* GIVEN INSTRUCTION
Copy each line that has the string "указанных" somewhere in it.

* DATASET RECORDS
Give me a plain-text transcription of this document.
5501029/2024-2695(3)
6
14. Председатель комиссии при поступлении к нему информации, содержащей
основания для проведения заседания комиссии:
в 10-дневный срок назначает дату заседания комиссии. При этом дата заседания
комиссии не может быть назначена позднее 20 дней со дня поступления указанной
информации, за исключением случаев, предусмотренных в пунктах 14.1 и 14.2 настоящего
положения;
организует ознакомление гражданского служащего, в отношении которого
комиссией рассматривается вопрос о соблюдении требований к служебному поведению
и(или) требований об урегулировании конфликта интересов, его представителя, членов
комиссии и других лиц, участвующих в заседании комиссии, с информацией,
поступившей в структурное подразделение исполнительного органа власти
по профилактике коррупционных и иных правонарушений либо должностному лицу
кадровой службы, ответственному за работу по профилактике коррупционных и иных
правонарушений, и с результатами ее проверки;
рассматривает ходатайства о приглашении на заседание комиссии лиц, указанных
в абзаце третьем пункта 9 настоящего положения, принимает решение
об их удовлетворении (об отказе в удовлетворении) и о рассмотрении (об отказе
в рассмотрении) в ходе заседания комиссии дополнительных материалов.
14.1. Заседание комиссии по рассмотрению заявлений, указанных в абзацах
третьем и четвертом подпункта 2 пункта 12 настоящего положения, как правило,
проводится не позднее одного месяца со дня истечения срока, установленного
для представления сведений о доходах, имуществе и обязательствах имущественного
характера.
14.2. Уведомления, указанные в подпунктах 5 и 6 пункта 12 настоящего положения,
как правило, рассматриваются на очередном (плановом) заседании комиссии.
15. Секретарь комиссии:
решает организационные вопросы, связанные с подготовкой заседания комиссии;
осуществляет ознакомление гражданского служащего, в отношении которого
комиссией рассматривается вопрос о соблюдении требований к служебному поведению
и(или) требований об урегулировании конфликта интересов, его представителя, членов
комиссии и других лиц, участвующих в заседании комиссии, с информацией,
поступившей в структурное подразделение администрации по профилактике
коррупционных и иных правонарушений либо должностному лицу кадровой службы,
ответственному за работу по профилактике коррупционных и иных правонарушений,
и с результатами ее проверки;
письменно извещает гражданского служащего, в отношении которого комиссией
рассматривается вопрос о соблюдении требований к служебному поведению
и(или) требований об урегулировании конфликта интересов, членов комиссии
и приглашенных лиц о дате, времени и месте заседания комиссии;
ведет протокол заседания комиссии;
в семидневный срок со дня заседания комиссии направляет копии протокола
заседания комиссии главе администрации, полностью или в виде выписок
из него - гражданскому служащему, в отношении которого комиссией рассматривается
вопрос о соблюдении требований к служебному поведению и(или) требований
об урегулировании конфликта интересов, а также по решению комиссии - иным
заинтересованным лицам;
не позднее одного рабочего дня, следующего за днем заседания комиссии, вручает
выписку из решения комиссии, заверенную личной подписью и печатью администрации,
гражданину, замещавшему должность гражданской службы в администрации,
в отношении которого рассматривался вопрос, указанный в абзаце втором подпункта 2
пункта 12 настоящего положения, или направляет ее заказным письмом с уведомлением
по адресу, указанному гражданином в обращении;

* ANSWER TO THE EXERCISE
рассматривает ходатайства о приглашении на заседание комиссии лиц, указанных
14.1. Заседание комиссии по рассмотрению заявлений, указанных в абзацах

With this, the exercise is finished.